→ INSTRUCTIONS TO FOLLOW
Below is a listing to transcribe in full and exactly; keep the pictures out.

→ SUPPLIED MATERIAL

>> Start

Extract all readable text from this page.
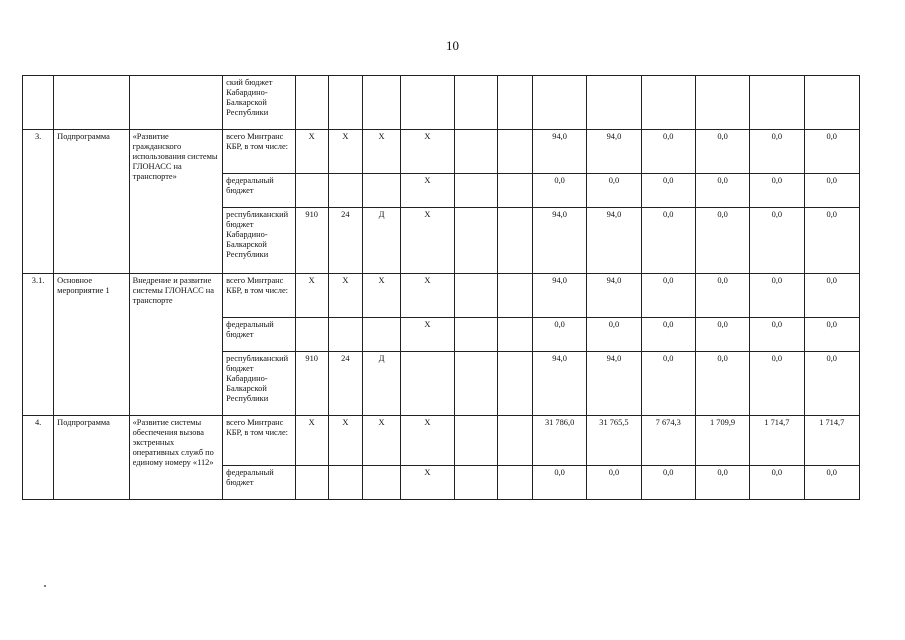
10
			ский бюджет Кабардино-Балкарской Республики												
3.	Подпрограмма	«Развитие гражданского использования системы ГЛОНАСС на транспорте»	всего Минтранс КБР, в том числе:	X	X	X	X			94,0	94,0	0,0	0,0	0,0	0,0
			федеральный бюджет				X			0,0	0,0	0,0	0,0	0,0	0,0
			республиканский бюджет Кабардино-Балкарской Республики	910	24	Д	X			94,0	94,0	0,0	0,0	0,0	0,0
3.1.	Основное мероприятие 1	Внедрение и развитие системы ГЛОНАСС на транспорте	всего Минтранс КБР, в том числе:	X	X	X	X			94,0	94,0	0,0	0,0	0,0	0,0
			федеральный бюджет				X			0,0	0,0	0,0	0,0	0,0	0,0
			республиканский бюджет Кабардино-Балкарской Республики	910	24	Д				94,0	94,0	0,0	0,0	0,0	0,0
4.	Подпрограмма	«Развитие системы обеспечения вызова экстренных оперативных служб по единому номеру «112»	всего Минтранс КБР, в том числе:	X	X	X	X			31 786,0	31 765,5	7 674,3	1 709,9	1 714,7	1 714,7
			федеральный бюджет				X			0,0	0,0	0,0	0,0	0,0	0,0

>> End

→ WRITTEN RESPONSE
Extract all readable text from this page.
10
			ский бюджет Кабардино-Балкарской Республики												
3.	Подпрограмма	«Развитие гражданского использования системы ГЛОНАСС на транспорте»	всего Минтранс КБР, в том числе:	X	X	X	X			94,0	94,0	0,0	0,0	0,0	0,0
			федеральный бюджет				X			0,0	0,0	0,0	0,0	0,0	0,0
			республиканский бюджет Кабардино-Балкарской Республики	910	24	Д	X			94,0	94,0	0,0	0,0	0,0	0,0
3.1.	Основное мероприятие 1	Внедрение и развитие системы ГЛОНАСС на транспорте	всего Минтранс КБР, в том числе:	X	X	X	X			94,0	94,0	0,0	0,0	0,0	0,0
			федеральный бюджет				X			0,0	0,0	0,0	0,0	0,0	0,0
			республиканский бюджет Кабардино-Балкарской Республики	910	24	Д				94,0	94,0	0,0	0,0	0,0	0,0
4.	Подпрограмма	«Развитие системы обеспечения вызова экстренных оперативных служб по единому номеру «112»	всего Минтранс КБР, в том числе:	X	X	X	X			31 786,0	31 765,5	7 674,3	1 709,9	1 714,7	1 714,7
			федеральный бюджет				X			0,0	0,0	0,0	0,0	0,0	0,0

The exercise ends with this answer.